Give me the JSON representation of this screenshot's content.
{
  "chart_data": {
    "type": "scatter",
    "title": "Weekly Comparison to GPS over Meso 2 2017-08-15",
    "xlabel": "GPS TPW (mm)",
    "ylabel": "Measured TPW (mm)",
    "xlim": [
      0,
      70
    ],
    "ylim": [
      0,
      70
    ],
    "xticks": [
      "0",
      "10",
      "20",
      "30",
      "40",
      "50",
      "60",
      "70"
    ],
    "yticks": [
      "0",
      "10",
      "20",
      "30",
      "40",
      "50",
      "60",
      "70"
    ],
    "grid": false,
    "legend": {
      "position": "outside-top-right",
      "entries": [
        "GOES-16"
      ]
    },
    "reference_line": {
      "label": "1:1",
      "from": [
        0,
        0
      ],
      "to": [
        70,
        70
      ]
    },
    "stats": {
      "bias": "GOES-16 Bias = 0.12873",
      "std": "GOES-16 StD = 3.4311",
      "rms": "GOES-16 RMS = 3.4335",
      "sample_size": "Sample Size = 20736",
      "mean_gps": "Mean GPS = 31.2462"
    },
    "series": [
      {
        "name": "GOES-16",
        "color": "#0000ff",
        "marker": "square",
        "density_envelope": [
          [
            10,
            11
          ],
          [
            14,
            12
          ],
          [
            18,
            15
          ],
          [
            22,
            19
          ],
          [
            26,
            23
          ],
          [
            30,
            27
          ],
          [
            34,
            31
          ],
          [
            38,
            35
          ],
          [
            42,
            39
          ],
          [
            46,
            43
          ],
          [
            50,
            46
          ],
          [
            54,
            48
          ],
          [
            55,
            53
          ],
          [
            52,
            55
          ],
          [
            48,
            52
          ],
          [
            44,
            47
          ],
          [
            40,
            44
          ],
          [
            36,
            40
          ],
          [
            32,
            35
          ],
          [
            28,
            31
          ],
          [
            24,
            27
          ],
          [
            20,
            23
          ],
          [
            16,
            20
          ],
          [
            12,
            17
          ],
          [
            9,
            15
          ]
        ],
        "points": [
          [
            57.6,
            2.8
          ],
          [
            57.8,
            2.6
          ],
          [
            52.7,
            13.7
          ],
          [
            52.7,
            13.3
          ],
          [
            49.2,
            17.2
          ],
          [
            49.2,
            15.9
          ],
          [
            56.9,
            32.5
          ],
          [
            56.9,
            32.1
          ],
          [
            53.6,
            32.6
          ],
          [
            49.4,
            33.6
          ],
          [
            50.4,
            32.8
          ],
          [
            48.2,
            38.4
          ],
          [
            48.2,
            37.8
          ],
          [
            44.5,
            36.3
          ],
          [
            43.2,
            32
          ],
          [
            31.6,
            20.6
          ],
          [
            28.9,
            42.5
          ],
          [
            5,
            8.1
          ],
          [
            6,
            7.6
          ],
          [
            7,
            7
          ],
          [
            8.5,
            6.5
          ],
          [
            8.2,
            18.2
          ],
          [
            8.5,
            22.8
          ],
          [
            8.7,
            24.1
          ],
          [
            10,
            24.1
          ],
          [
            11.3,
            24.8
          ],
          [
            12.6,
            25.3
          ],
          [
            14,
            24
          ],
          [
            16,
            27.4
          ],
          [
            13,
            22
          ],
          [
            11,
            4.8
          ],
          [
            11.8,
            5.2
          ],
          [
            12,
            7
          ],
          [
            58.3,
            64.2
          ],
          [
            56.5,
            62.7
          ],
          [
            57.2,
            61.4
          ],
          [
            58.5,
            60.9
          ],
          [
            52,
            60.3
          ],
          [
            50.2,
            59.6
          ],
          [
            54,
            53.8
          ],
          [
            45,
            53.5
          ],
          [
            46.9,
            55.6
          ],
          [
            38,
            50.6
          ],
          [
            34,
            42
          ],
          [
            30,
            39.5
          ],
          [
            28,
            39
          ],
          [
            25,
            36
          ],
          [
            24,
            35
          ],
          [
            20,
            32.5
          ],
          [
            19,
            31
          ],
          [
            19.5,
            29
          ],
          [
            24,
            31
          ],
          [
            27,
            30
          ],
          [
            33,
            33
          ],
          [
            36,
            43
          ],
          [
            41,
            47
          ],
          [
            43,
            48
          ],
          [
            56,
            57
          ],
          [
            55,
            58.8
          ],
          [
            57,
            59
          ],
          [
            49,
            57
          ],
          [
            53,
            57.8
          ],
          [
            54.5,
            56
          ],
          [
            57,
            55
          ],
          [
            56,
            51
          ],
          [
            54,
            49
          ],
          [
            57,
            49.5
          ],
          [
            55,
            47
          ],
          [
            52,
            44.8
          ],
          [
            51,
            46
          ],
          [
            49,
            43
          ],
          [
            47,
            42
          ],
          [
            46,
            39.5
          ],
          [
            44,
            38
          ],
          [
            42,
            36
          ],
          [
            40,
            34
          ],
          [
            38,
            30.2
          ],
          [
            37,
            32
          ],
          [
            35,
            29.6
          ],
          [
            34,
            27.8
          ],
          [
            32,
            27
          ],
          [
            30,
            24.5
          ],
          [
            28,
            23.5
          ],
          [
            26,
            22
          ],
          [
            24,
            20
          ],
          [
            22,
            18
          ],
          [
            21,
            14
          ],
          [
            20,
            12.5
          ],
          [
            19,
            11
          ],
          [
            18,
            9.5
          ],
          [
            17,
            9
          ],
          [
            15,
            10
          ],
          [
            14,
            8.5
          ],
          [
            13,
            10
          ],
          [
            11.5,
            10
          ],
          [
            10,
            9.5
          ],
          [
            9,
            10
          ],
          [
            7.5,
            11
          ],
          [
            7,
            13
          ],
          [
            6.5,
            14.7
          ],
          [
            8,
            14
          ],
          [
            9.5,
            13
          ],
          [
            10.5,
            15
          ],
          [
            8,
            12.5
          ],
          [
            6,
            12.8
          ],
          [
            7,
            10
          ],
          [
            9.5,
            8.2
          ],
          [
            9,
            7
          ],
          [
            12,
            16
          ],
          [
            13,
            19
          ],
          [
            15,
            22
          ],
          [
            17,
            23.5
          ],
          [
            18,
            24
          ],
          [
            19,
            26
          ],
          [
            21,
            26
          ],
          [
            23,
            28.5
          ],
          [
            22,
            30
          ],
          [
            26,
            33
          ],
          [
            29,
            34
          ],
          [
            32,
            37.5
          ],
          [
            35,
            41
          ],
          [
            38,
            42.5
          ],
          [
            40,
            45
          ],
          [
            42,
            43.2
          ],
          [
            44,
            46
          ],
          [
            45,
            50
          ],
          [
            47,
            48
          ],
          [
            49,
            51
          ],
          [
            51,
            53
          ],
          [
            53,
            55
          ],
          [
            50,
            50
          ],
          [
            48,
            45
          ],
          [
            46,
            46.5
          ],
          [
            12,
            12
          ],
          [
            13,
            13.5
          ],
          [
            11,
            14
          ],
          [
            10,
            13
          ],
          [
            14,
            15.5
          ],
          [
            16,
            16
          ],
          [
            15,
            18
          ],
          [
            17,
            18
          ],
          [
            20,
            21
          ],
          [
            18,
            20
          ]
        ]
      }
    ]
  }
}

★ ★ ★ ★ ★ ★ ★

Problem statement
Exact copies of all the records are required.

Written response
Give me the JSON representation of this screenshot's content.
{
  "chart_data": {
    "type": "scatter",
    "title": "Weekly Comparison to GPS over Meso 2 2017-08-15",
    "xlabel": "GPS TPW (mm)",
    "ylabel": "Measured TPW (mm)",
    "xlim": [
      0,
      70
    ],
    "ylim": [
      0,
      70
    ],
    "xticks": [
      "0",
      "10",
      "20",
      "30",
      "40",
      "50",
      "60",
      "70"
    ],
    "yticks": [
      "0",
      "10",
      "20",
      "30",
      "40",
      "50",
      "60",
      "70"
    ],
    "grid": false,
    "legend": {
      "position": "outside-top-right",
      "entries": [
        "GOES-16"
      ]
    },
    "reference_line": {
      "label": "1:1",
      "from": [
        0,
        0
      ],
      "to": [
        70,
        70
      ]
    },
    "stats": {
      "bias": "GOES-16 Bias = 0.12873",
      "std": "GOES-16 StD = 3.4311",
      "rms": "GOES-16 RMS = 3.4335",
      "sample_size": "Sample Size = 20736",
      "mean_gps": "Mean GPS = 31.2462"
    },
    "series": [
      {
        "name": "GOES-16",
        "color": "#0000ff",
        "marker": "square",
        "density_envelope": [
          [
            10,
            11
          ],
          [
            14,
            12
          ],
          [
            18,
            15
          ],
          [
            22,
            19
          ],
          [
            26,
            23
          ],
          [
            30,
            27
          ],
          [
            34,
            31
          ],
          [
            38,
            35
          ],
          [
            42,
            39
          ],
          [
            46,
            43
          ],
          [
            50,
            46
          ],
          [
            54,
            48
          ],
          [
            55,
            53
          ],
          [
            52,
            55
          ],
          [
            48,
            52
          ],
          [
            44,
            47
          ],
          [
            40,
            44
          ],
          [
            36,
            40
          ],
          [
            32,
            35
          ],
          [
            28,
            31
          ],
          [
            24,
            27
          ],
          [
            20,
            23
          ],
          [
            16,
            20
          ],
          [
            12,
            17
          ],
          [
            9,
            15
          ]
        ],
        "points": [
          [
            57.6,
            2.8
          ],
          [
            57.8,
            2.6
          ],
          [
            52.7,
            13.7
          ],
          [
            52.7,
            13.3
          ],
          [
            49.2,
            17.2
          ],
          [
            49.2,
            15.9
          ],
          [
            56.9,
            32.5
          ],
          [
            56.9,
            32.1
          ],
          [
            53.6,
            32.6
          ],
          [
            49.4,
            33.6
          ],
          [
            50.4,
            32.8
          ],
          [
            48.2,
            38.4
          ],
          [
            48.2,
            37.8
          ],
          [
            44.5,
            36.3
          ],
          [
            43.2,
            32
          ],
          [
            31.6,
            20.6
          ],
          [
            28.9,
            42.5
          ],
          [
            5,
            8.1
          ],
          [
            6,
            7.6
          ],
          [
            7,
            7
          ],
          [
            8.5,
            6.5
          ],
          [
            8.2,
            18.2
          ],
          [
            8.5,
            22.8
          ],
          [
            8.7,
            24.1
          ],
          [
            10,
            24.1
          ],
          [
            11.3,
            24.8
          ],
          [
            12.6,
            25.3
          ],
          [
            14,
            24
          ],
          [
            16,
            27.4
          ],
          [
            13,
            22
          ],
          [
            11,
            4.8
          ],
          [
            11.8,
            5.2
          ],
          [
            12,
            7
          ],
          [
            58.3,
            64.2
          ],
          [
            56.5,
            62.7
          ],
          [
            57.2,
            61.4
          ],
          [
            58.5,
            60.9
          ],
          [
            52,
            60.3
          ],
          [
            50.2,
            59.6
          ],
          [
            54,
            53.8
          ],
          [
            45,
            53.5
          ],
          [
            46.9,
            55.6
          ],
          [
            38,
            50.6
          ],
          [
            34,
            42
          ],
          [
            30,
            39.5
          ],
          [
            28,
            39
          ],
          [
            25,
            36
          ],
          [
            24,
            35
          ],
          [
            20,
            32.5
          ],
          [
            19,
            31
          ],
          [
            19.5,
            29
          ],
          [
            24,
            31
          ],
          [
            27,
            30
          ],
          [
            33,
            33
          ],
          [
            36,
            43
          ],
          [
            41,
            47
          ],
          [
            43,
            48
          ],
          [
            56,
            57
          ],
          [
            55,
            58.8
          ],
          [
            57,
            59
          ],
          [
            49,
            57
          ],
          [
            53,
            57.8
          ],
          [
            54.5,
            56
          ],
          [
            57,
            55
          ],
          [
            56,
            51
          ],
          [
            54,
            49
          ],
          [
            57,
            49.5
          ],
          [
            55,
            47
          ],
          [
            52,
            44.8
          ],
          [
            51,
            46
          ],
          [
            49,
            43
          ],
          [
            47,
            42
          ],
          [
            46,
            39.5
          ],
          [
            44,
            38
          ],
          [
            42,
            36
          ],
          [
            40,
            34
          ],
          [
            38,
            30.2
          ],
          [
            37,
            32
          ],
          [
            35,
            29.6
          ],
          [
            34,
            27.8
          ],
          [
            32,
            27
          ],
          [
            30,
            24.5
          ],
          [
            28,
            23.5
          ],
          [
            26,
            22
          ],
          [
            24,
            20
          ],
          [
            22,
            18
          ],
          [
            21,
            14
          ],
          [
            20,
            12.5
          ],
          [
            19,
            11
          ],
          [
            18,
            9.5
          ],
          [
            17,
            9
          ],
          [
            15,
            10
          ],
          [
            14,
            8.5
          ],
          [
            13,
            10
          ],
          [
            11.5,
            10
          ],
          [
            10,
            9.5
          ],
          [
            9,
            10
          ],
          [
            7.5,
            11
          ],
          [
            7,
            13
          ],
          [
            6.5,
            14.7
          ],
          [
            8,
            14
          ],
          [
            9.5,
            13
          ],
          [
            10.5,
            15
          ],
          [
            8,
            12.5
          ],
          [
            6,
            12.8
          ],
          [
            7,
            10
          ],
          [
            9.5,
            8.2
          ],
          [
            9,
            7
          ],
          [
            12,
            16
          ],
          [
            13,
            19
          ],
          [
            15,
            22
          ],
          [
            17,
            23.5
          ],
          [
            18,
            24
          ],
          [
            19,
            26
          ],
          [
            21,
            26
          ],
          [
            23,
            28.5
          ],
          [
            22,
            30
          ],
          [
            26,
            33
          ],
          [
            29,
            34
          ],
          [
            32,
            37.5
          ],
          [
            35,
            41
          ],
          [
            38,
            42.5
          ],
          [
            40,
            45
          ],
          [
            42,
            43.2
          ],
          [
            44,
            46
          ],
          [
            45,
            50
          ],
          [
            47,
            48
          ],
          [
            49,
            51
          ],
          [
            51,
            53
          ],
          [
            53,
            55
          ],
          [
            50,
            50
          ],
          [
            48,
            45
          ],
          [
            46,
            46.5
          ],
          [
            12,
            12
          ],
          [
            13,
            13.5
          ],
          [
            11,
            14
          ],
          [
            10,
            13
          ],
          [
            14,
            15.5
          ],
          [
            16,
            16
          ],
          [
            15,
            18
          ],
          [
            17,
            18
          ],
          [
            20,
            21
          ],
          [
            18,
            20
          ]
        ]
      }
    ]
  }
}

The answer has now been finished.